# Aim of the task:
Go through the material and write it all out exactly, minus the pictures.

# Record set:
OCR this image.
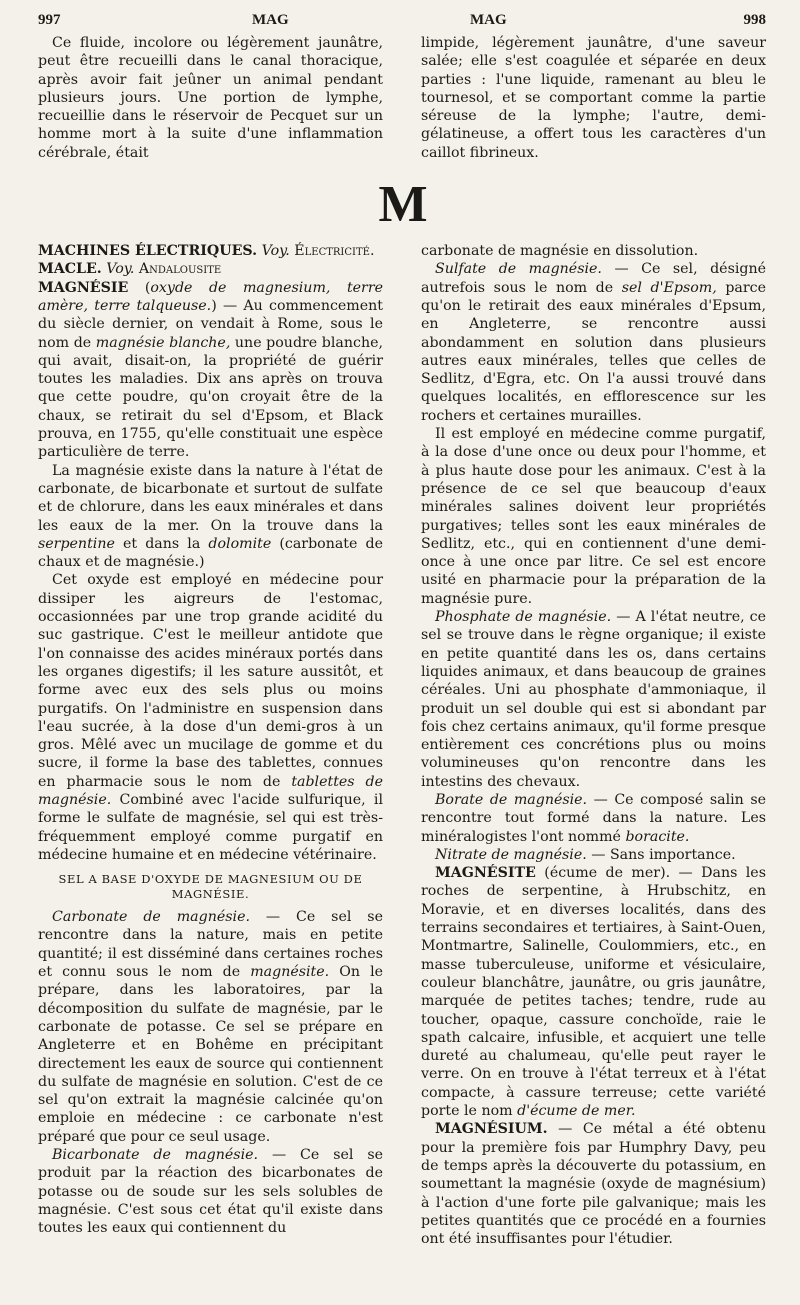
997	MAG	MAG	998

Ce fluide, incolore ou légèrement jaunâtre, peut être recueilli dans le canal thoracique, après avoir fait jeûner un animal pendant plusieurs jours. Une portion de lymphe, recueillie dans le réservoir de Pecquet sur un homme mort à la suite d'une inflammation cérébrale, était

limpide, légèrement jaunâtre, d'une saveur salée; elle s'est coagulée et séparée en deux parties : l'une liquide, ramenant au bleu le tournesol, et se comportant comme la partie séreuse de la lymphe; l'autre, demi-gélatineuse, a offert tous les caractères d'un caillot fibrineux.

M

MACHINES ÉLECTRIQUES. Voy. Électricité.

MACLE. Voy. Andalousite

MAGNÉSIE (oxyde de magnesium, terre amère, terre talqueuse.) — Au commencement du siècle dernier, on vendait à Rome, sous le nom de magnésie blanche, une poudre blanche, qui avait, disait-on, la propriété de guérir toutes les maladies. Dix ans après on trouva que cette poudre, qu'on croyait être de la chaux, se retirait du sel d'Epsom, et Black prouva, en 1755, qu'elle constituait une espèce particulière de terre.

La magnésie existe dans la nature à l'état de carbonate, de bicarbonate et surtout de sulfate et de chlorure, dans les eaux minérales et dans les eaux de la mer. On la trouve dans la serpentine et dans la dolomite (carbonate de chaux et de magnésie.)

Cet oxyde est employé en médecine pour dissiper les aigreurs de l'estomac, occasionnées par une trop grande acidité du suc gastrique. C'est le meilleur antidote que l'on connaisse des acides minéraux portés dans les organes digestifs; il les sature aussitôt, et forme avec eux des sels plus ou moins purgatifs. On l'administre en suspension dans l'eau sucrée, à la dose d'un demi-gros à un gros. Mêlé avec un mucilage de gomme et du sucre, il forme la base des tablettes, connues en pharmacie sous le nom de tablettes de magnésie. Combiné avec l'acide sulfurique, il forme le sulfate de magnésie, sel qui est très-fréquemment employé comme purgatif en médecine humaine et en médecine vétérinaire.

SEL A BASE D'OXYDE DE MAGNESIUM OU DE MAGNÉSIE.

Carbonate de magnésie. — Ce sel se rencontre dans la nature, mais en petite quantité; il est disséminé dans certaines roches et connu sous le nom de magnésite. On le prépare, dans les laboratoires, par la décomposition du sulfate de magnésie, par le carbonate de potasse. Ce sel se prépare en Angleterre et en Bohême en précipitant directement les eaux de source qui contiennent du sulfate de magnésie en solution. C'est de ce sel qu'on extrait la magnésie calcinée qu'on emploie en médecine : ce carbonate n'est préparé que pour ce seul usage.

Bicarbonate de magnésie. — Ce sel se produit par la réaction des bicarbonates de potasse ou de soude sur les sels solubles de magnésie. C'est sous cet état qu'il existe dans toutes les eaux qui contiennent du

carbonate de magnésie en dissolution.

Sulfate de magnésie. — Ce sel, désigné autrefois sous le nom de sel d'Epsom, parce qu'on le retirait des eaux minérales d'Epsum, en Angleterre, se rencontre aussi abondamment en solution dans plusieurs autres eaux minérales, telles que celles de Sedlitz, d'Egra, etc. On l'a aussi trouvé dans quelques localités, en efflorescence sur les rochers et certaines murailles.

Il est employé en médecine comme purgatif, à la dose d'une once ou deux pour l'homme, et à plus haute dose pour les animaux. C'est à la présence de ce sel que beaucoup d'eaux minérales salines doivent leur propriétés purgatives; telles sont les eaux minérales de Sedlitz, etc., qui en contiennent d'une demi-once à une once par litre. Ce sel est encore usité en pharmacie pour la préparation de la magnésie pure.

Phosphate de magnésie. — A l'état neutre, ce sel se trouve dans le règne organique; il existe en petite quantité dans les os, dans certains liquides animaux, et dans beaucoup de graines céréales. Uni au phosphate d'ammoniaque, il produit un sel double qui est si abondant par fois chez certains animaux, qu'il forme presque entièrement ces concrétions plus ou moins volumineuses qu'on rencontre dans les intestins des chevaux.

Borate de magnésie. — Ce composé salin se rencontre tout formé dans la nature. Les minéralogistes l'ont nommé boracite.

Nitrate de magnésie. — Sans importance.

MAGNÉSITE (écume de mer). — Dans les roches de serpentine, à Hrubschitz, en Moravie, et en diverses localités, dans des terrains secondaires et tertiaires, à Saint-Ouen, Montmartre, Salinelle, Coulommiers, etc., en masse tuberculeuse, uniforme et vésiculaire, couleur blanchâtre, jaunâtre, ou gris jaunâtre, marquée de petites taches; tendre, rude au toucher, opaque, cassure conchoïde, raie le spath calcaire, infusible, et acquiert une telle dureté au chalumeau, qu'elle peut rayer le verre. On en trouve à l'état terreux et à l'état compacte, à cassure terreuse; cette variété porte le nom d'écume de mer.

MAGNÉSIUM. — Ce métal a été obtenu pour la première fois par Humphry Davy, peu de temps après la découverte du potassium, en soumettant la magnésie (oxyde de magnésium) à l'action d'une forte pile galvanique; mais les petites quantités que ce procédé en a fournies ont été insuffisantes pour l'étudier.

# Finished answer:
OCR this image.
997	MAG	MAG	998

Ce fluide, incolore ou légèrement jaunâtre, peut être recueilli dans le canal thoracique, après avoir fait jeûner un animal pendant plusieurs jours. Une portion de lymphe, recueillie dans le réservoir de Pecquet sur un homme mort à la suite d'une inflammation cérébrale, était

limpide, légèrement jaunâtre, d'une saveur salée; elle s'est coagulée et séparée en deux parties : l'une liquide, ramenant au bleu le tournesol, et se comportant comme la partie séreuse de la lymphe; l'autre, demi-gélatineuse, a offert tous les caractères d'un caillot fibrineux.

M

MACHINES ÉLECTRIQUES. Voy. Électricité.

MACLE. Voy. Andalousite

MAGNÉSIE (oxyde de magnesium, terre amère, terre talqueuse.) — Au commencement du siècle dernier, on vendait à Rome, sous le nom de magnésie blanche, une poudre blanche, qui avait, disait-on, la propriété de guérir toutes les maladies. Dix ans après on trouva que cette poudre, qu'on croyait être de la chaux, se retirait du sel d'Epsom, et Black prouva, en 1755, qu'elle constituait une espèce particulière de terre.

La magnésie existe dans la nature à l'état de carbonate, de bicarbonate et surtout de sulfate et de chlorure, dans les eaux minérales et dans les eaux de la mer. On la trouve dans la serpentine et dans la dolomite (carbonate de chaux et de magnésie.)

Cet oxyde est employé en médecine pour dissiper les aigreurs de l'estomac, occasionnées par une trop grande acidité du suc gastrique. C'est le meilleur antidote que l'on connaisse des acides minéraux portés dans les organes digestifs; il les sature aussitôt, et forme avec eux des sels plus ou moins purgatifs. On l'administre en suspension dans l'eau sucrée, à la dose d'un demi-gros à un gros. Mêlé avec un mucilage de gomme et du sucre, il forme la base des tablettes, connues en pharmacie sous le nom de tablettes de magnésie. Combiné avec l'acide sulfurique, il forme le sulfate de magnésie, sel qui est très-fréquemment employé comme purgatif en médecine humaine et en médecine vétérinaire.

SEL A BASE D'OXYDE DE MAGNESIUM OU DE MAGNÉSIE.

Carbonate de magnésie. — Ce sel se rencontre dans la nature, mais en petite quantité; il est disséminé dans certaines roches et connu sous le nom de magnésite. On le prépare, dans les laboratoires, par la décomposition du sulfate de magnésie, par le carbonate de potasse. Ce sel se prépare en Angleterre et en Bohême en précipitant directement les eaux de source qui contiennent du sulfate de magnésie en solution. C'est de ce sel qu'on extrait la magnésie calcinée qu'on emploie en médecine : ce carbonate n'est préparé que pour ce seul usage.

Bicarbonate de magnésie. — Ce sel se produit par la réaction des bicarbonates de potasse ou de soude sur les sels solubles de magnésie. C'est sous cet état qu'il existe dans toutes les eaux qui contiennent du

carbonate de magnésie en dissolution.

Sulfate de magnésie. — Ce sel, désigné autrefois sous le nom de sel d'Epsom, parce qu'on le retirait des eaux minérales d'Epsum, en Angleterre, se rencontre aussi abondamment en solution dans plusieurs autres eaux minérales, telles que celles de Sedlitz, d'Egra, etc. On l'a aussi trouvé dans quelques localités, en efflorescence sur les rochers et certaines murailles.

Il est employé en médecine comme purgatif, à la dose d'une once ou deux pour l'homme, et à plus haute dose pour les animaux. C'est à la présence de ce sel que beaucoup d'eaux minérales salines doivent leur propriétés purgatives; telles sont les eaux minérales de Sedlitz, etc., qui en contiennent d'une demi-once à une once par litre. Ce sel est encore usité en pharmacie pour la préparation de la magnésie pure.

Phosphate de magnésie. — A l'état neutre, ce sel se trouve dans le règne organique; il existe en petite quantité dans les os, dans certains liquides animaux, et dans beaucoup de graines céréales. Uni au phosphate d'ammoniaque, il produit un sel double qui est si abondant par fois chez certains animaux, qu'il forme presque entièrement ces concrétions plus ou moins volumineuses qu'on rencontre dans les intestins des chevaux.

Borate de magnésie. — Ce composé salin se rencontre tout formé dans la nature. Les minéralogistes l'ont nommé boracite.

Nitrate de magnésie. — Sans importance.

MAGNÉSITE (écume de mer). — Dans les roches de serpentine, à Hrubschitz, en Moravie, et en diverses localités, dans des terrains secondaires et tertiaires, à Saint-Ouen, Montmartre, Salinelle, Coulommiers, etc., en masse tuberculeuse, uniforme et vésiculaire, couleur blanchâtre, jaunâtre, ou gris jaunâtre, marquée de petites taches; tendre, rude au toucher, opaque, cassure conchoïde, raie le spath calcaire, infusible, et acquiert une telle dureté au chalumeau, qu'elle peut rayer le verre. On en trouve à l'état terreux et à l'état compacte, à cassure terreuse; cette variété porte le nom d'écume de mer.

MAGNÉSIUM. — Ce métal a été obtenu pour la première fois par Humphry Davy, peu de temps après la découverte du potassium, en soumettant la magnésie (oxyde de magnésium) à l'action d'une forte pile galvanique; mais les petites quantités que ce procédé en a fournies ont été insuffisantes pour l'étudier.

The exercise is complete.